======== RECORDS FOR PROCESSING

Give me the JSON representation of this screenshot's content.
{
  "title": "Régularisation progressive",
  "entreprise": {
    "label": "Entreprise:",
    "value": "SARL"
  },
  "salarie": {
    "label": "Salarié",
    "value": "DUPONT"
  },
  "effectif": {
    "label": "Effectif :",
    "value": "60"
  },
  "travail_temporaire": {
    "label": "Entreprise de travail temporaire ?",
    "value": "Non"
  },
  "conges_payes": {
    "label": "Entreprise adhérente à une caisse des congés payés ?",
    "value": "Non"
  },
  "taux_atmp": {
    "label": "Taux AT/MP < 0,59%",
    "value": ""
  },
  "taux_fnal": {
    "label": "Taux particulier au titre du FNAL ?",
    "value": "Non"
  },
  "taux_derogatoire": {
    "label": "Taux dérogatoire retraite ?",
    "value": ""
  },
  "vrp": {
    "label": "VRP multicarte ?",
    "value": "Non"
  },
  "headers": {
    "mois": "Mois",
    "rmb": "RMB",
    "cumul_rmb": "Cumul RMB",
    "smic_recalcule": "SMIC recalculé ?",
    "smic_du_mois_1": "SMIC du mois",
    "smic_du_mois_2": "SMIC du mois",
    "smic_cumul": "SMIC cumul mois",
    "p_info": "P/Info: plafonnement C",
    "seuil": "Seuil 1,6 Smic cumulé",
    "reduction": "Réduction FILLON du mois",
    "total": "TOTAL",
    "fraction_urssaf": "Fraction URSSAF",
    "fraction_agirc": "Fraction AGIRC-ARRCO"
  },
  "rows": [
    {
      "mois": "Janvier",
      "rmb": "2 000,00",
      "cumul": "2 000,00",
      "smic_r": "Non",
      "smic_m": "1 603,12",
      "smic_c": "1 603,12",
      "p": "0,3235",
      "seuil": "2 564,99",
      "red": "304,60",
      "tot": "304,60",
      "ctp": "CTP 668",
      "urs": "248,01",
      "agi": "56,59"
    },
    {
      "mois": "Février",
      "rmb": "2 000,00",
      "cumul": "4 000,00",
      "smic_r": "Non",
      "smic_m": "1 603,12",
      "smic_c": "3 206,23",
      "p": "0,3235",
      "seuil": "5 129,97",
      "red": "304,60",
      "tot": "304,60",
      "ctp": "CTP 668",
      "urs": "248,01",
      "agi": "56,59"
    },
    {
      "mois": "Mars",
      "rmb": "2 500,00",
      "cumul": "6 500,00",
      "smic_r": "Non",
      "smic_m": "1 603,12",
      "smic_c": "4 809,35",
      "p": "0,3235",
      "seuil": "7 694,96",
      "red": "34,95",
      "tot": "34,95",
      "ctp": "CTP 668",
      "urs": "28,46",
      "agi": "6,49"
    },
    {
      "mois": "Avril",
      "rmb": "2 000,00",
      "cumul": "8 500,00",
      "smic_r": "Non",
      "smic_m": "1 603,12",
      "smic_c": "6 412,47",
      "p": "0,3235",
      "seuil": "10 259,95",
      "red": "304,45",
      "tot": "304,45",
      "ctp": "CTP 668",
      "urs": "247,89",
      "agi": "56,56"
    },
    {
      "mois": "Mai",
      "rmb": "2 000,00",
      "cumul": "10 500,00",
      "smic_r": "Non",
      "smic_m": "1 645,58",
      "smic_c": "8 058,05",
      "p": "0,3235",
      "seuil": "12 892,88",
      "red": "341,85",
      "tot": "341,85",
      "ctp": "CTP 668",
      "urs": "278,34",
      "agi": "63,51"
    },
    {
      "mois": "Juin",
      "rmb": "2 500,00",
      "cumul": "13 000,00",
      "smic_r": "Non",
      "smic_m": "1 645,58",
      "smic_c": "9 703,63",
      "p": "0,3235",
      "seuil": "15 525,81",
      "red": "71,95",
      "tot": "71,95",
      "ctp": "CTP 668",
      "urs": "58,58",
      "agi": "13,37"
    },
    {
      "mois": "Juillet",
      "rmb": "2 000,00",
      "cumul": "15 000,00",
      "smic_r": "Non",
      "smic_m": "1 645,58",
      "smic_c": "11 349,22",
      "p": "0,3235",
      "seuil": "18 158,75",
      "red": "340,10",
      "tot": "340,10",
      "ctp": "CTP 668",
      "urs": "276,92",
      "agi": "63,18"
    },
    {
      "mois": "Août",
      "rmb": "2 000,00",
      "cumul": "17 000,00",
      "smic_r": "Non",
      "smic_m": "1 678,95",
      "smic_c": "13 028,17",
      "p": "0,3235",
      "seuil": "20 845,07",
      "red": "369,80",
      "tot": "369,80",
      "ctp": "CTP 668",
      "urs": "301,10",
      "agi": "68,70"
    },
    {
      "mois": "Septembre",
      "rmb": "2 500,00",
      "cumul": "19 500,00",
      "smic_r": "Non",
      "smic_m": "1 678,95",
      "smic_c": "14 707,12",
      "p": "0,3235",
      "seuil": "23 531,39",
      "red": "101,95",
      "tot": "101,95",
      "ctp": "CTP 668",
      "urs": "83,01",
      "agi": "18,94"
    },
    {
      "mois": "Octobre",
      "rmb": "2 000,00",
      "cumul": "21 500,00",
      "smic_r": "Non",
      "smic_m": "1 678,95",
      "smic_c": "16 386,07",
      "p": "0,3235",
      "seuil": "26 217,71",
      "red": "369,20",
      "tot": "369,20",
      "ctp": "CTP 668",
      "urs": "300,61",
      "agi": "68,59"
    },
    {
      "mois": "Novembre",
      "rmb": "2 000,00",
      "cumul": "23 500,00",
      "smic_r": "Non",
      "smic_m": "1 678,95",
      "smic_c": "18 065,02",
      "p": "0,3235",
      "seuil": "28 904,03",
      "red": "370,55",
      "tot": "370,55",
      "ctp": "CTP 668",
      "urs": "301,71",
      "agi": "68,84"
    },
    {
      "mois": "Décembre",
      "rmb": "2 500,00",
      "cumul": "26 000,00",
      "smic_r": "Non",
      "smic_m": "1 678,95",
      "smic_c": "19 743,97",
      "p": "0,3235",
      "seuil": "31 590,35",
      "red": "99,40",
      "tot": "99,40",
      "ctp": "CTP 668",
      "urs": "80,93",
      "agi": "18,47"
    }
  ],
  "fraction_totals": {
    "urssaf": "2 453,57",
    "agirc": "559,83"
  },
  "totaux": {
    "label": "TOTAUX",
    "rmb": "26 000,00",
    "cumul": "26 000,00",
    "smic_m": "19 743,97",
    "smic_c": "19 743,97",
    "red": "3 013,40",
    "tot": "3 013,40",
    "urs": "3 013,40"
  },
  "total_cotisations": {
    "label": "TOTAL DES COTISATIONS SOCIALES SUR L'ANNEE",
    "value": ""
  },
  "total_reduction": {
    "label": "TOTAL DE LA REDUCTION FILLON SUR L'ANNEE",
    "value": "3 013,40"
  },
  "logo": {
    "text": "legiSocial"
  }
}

================

EXERCISE DIRECTIONS
Copy out the whole listing exactly; please set it all down.

SOLUTION FOR THIS EXERCISE
Give me the JSON representation of this screenshot's content.
{
  "title": "Régularisation progressive",
  "entreprise": {
    "label": "Entreprise:",
    "value": "SARL"
  },
  "salarie": {
    "label": "Salarié",
    "value": "DUPONT"
  },
  "effectif": {
    "label": "Effectif :",
    "value": "60"
  },
  "travail_temporaire": {
    "label": "Entreprise de travail temporaire ?",
    "value": "Non"
  },
  "conges_payes": {
    "label": "Entreprise adhérente à une caisse des congés payés ?",
    "value": "Non"
  },
  "taux_atmp": {
    "label": "Taux AT/MP < 0,59%",
    "value": ""
  },
  "taux_fnal": {
    "label": "Taux particulier au titre du FNAL ?",
    "value": "Non"
  },
  "taux_derogatoire": {
    "label": "Taux dérogatoire retraite ?",
    "value": ""
  },
  "vrp": {
    "label": "VRP multicarte ?",
    "value": "Non"
  },
  "headers": {
    "mois": "Mois",
    "rmb": "RMB",
    "cumul_rmb": "Cumul RMB",
    "smic_recalcule": "SMIC recalculé ?",
    "smic_du_mois_1": "SMIC du mois",
    "smic_du_mois_2": "SMIC du mois",
    "smic_cumul": "SMIC cumul mois",
    "p_info": "P/Info: plafonnement C",
    "seuil": "Seuil 1,6 Smic cumulé",
    "reduction": "Réduction FILLON du mois",
    "total": "TOTAL",
    "fraction_urssaf": "Fraction URSSAF",
    "fraction_agirc": "Fraction AGIRC-ARRCO"
  },
  "rows": [
    {
      "mois": "Janvier",
      "rmb": "2 000,00",
      "cumul": "2 000,00",
      "smic_r": "Non",
      "smic_m": "1 603,12",
      "smic_c": "1 603,12",
      "p": "0,3235",
      "seuil": "2 564,99",
      "red": "304,60",
      "tot": "304,60",
      "ctp": "CTP 668",
      "urs": "248,01",
      "agi": "56,59"
    },
    {
      "mois": "Février",
      "rmb": "2 000,00",
      "cumul": "4 000,00",
      "smic_r": "Non",
      "smic_m": "1 603,12",
      "smic_c": "3 206,23",
      "p": "0,3235",
      "seuil": "5 129,97",
      "red": "304,60",
      "tot": "304,60",
      "ctp": "CTP 668",
      "urs": "248,01",
      "agi": "56,59"
    },
    {
      "mois": "Mars",
      "rmb": "2 500,00",
      "cumul": "6 500,00",
      "smic_r": "Non",
      "smic_m": "1 603,12",
      "smic_c": "4 809,35",
      "p": "0,3235",
      "seuil": "7 694,96",
      "red": "34,95",
      "tot": "34,95",
      "ctp": "CTP 668",
      "urs": "28,46",
      "agi": "6,49"
    },
    {
      "mois": "Avril",
      "rmb": "2 000,00",
      "cumul": "8 500,00",
      "smic_r": "Non",
      "smic_m": "1 603,12",
      "smic_c": "6 412,47",
      "p": "0,3235",
      "seuil": "10 259,95",
      "red": "304,45",
      "tot": "304,45",
      "ctp": "CTP 668",
      "urs": "247,89",
      "agi": "56,56"
    },
    {
      "mois": "Mai",
      "rmb": "2 000,00",
      "cumul": "10 500,00",
      "smic_r": "Non",
      "smic_m": "1 645,58",
      "smic_c": "8 058,05",
      "p": "0,3235",
      "seuil": "12 892,88",
      "red": "341,85",
      "tot": "341,85",
      "ctp": "CTP 668",
      "urs": "278,34",
      "agi": "63,51"
    },
    {
      "mois": "Juin",
      "rmb": "2 500,00",
      "cumul": "13 000,00",
      "smic_r": "Non",
      "smic_m": "1 645,58",
      "smic_c": "9 703,63",
      "p": "0,3235",
      "seuil": "15 525,81",
      "red": "71,95",
      "tot": "71,95",
      "ctp": "CTP 668",
      "urs": "58,58",
      "agi": "13,37"
    },
    {
      "mois": "Juillet",
      "rmb": "2 000,00",
      "cumul": "15 000,00",
      "smic_r": "Non",
      "smic_m": "1 645,58",
      "smic_c": "11 349,22",
      "p": "0,3235",
      "seuil": "18 158,75",
      "red": "340,10",
      "tot": "340,10",
      "ctp": "CTP 668",
      "urs": "276,92",
      "agi": "63,18"
    },
    {
      "mois": "Août",
      "rmb": "2 000,00",
      "cumul": "17 000,00",
      "smic_r": "Non",
      "smic_m": "1 678,95",
      "smic_c": "13 028,17",
      "p": "0,3235",
      "seuil": "20 845,07",
      "red": "369,80",
      "tot": "369,80",
      "ctp": "CTP 668",
      "urs": "301,10",
      "agi": "68,70"
    },
    {
      "mois": "Septembre",
      "rmb": "2 500,00",
      "cumul": "19 500,00",
      "smic_r": "Non",
      "smic_m": "1 678,95",
      "smic_c": "14 707,12",
      "p": "0,3235",
      "seuil": "23 531,39",
      "red": "101,95",
      "tot": "101,95",
      "ctp": "CTP 668",
      "urs": "83,01",
      "agi": "18,94"
    },
    {
      "mois": "Octobre",
      "rmb": "2 000,00",
      "cumul": "21 500,00",
      "smic_r": "Non",
      "smic_m": "1 678,95",
      "smic_c": "16 386,07",
      "p": "0,3235",
      "seuil": "26 217,71",
      "red": "369,20",
      "tot": "369,20",
      "ctp": "CTP 668",
      "urs": "300,61",
      "agi": "68,59"
    },
    {
      "mois": "Novembre",
      "rmb": "2 000,00",
      "cumul": "23 500,00",
      "smic_r": "Non",
      "smic_m": "1 678,95",
      "smic_c": "18 065,02",
      "p": "0,3235",
      "seuil": "28 904,03",
      "red": "370,55",
      "tot": "370,55",
      "ctp": "CTP 668",
      "urs": "301,71",
      "agi": "68,84"
    },
    {
      "mois": "Décembre",
      "rmb": "2 500,00",
      "cumul": "26 000,00",
      "smic_r": "Non",
      "smic_m": "1 678,95",
      "smic_c": "19 743,97",
      "p": "0,3235",
      "seuil": "31 590,35",
      "red": "99,40",
      "tot": "99,40",
      "ctp": "CTP 668",
      "urs": "80,93",
      "agi": "18,47"
    }
  ],
  "fraction_totals": {
    "urssaf": "2 453,57",
    "agirc": "559,83"
  },
  "totaux": {
    "label": "TOTAUX",
    "rmb": "26 000,00",
    "cumul": "26 000,00",
    "smic_m": "19 743,97",
    "smic_c": "19 743,97",
    "red": "3 013,40",
    "tot": "3 013,40",
    "urs": "3 013,40"
  },
  "total_cotisations": {
    "label": "TOTAL DES COTISATIONS SOCIALES SUR L'ANNEE",
    "value": ""
  },
  "total_reduction": {
    "label": "TOTAL DE LA REDUCTION FILLON SUR L'ANNEE",
    "value": "3 013,40"
  },
  "logo": {
    "text": "legiSocial"
  }
}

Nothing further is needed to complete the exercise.